**Exercise instructions:**
Each entry should be quoted word for word, including every mark of punctuation.

Stored data
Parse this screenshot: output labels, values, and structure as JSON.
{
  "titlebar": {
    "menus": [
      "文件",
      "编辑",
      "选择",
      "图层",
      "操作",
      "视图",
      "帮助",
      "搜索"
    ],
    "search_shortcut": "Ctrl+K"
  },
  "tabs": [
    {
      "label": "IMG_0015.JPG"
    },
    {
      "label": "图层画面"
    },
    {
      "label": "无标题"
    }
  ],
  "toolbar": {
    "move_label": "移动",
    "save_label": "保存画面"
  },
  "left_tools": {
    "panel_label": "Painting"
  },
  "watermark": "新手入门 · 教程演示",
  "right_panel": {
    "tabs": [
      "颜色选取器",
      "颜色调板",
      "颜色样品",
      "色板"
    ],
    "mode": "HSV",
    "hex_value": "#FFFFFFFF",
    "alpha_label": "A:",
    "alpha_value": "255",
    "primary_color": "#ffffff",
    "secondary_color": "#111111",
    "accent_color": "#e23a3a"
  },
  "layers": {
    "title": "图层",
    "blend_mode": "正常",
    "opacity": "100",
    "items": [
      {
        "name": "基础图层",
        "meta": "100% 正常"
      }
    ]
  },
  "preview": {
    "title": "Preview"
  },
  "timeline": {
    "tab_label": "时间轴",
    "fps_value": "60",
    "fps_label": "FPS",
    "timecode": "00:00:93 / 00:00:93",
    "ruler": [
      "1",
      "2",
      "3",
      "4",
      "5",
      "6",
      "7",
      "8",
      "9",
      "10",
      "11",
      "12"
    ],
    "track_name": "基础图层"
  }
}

**Result for this exercise:**
Parse this screenshot: output labels, values, and structure as JSON.
{
  "titlebar": {
    "menus": [
      "文件",
      "编辑",
      "选择",
      "图层",
      "操作",
      "视图",
      "帮助",
      "搜索"
    ],
    "search_shortcut": "Ctrl+K"
  },
  "tabs": [
    {
      "label": "IMG_0015.JPG"
    },
    {
      "label": "图层画面"
    },
    {
      "label": "无标题"
    }
  ],
  "toolbar": {
    "move_label": "移动",
    "save_label": "保存画面"
  },
  "left_tools": {
    "panel_label": "Painting"
  },
  "watermark": "新手入门 · 教程演示",
  "right_panel": {
    "tabs": [
      "颜色选取器",
      "颜色调板",
      "颜色样品",
      "色板"
    ],
    "mode": "HSV",
    "hex_value": "#FFFFFFFF",
    "alpha_label": "A:",
    "alpha_value": "255",
    "primary_color": "#ffffff",
    "secondary_color": "#111111",
    "accent_color": "#e23a3a"
  },
  "layers": {
    "title": "图层",
    "blend_mode": "正常",
    "opacity": "100",
    "items": [
      {
        "name": "基础图层",
        "meta": "100% 正常"
      }
    ]
  },
  "preview": {
    "title": "Preview"
  },
  "timeline": {
    "tab_label": "时间轴",
    "fps_value": "60",
    "fps_label": "FPS",
    "timecode": "00:00:93 / 00:00:93",
    "ruler": [
      "1",
      "2",
      "3",
      "4",
      "5",
      "6",
      "7",
      "8",
      "9",
      "10",
      "11",
      "12"
    ],
    "track_name": "基础图层"
  }
}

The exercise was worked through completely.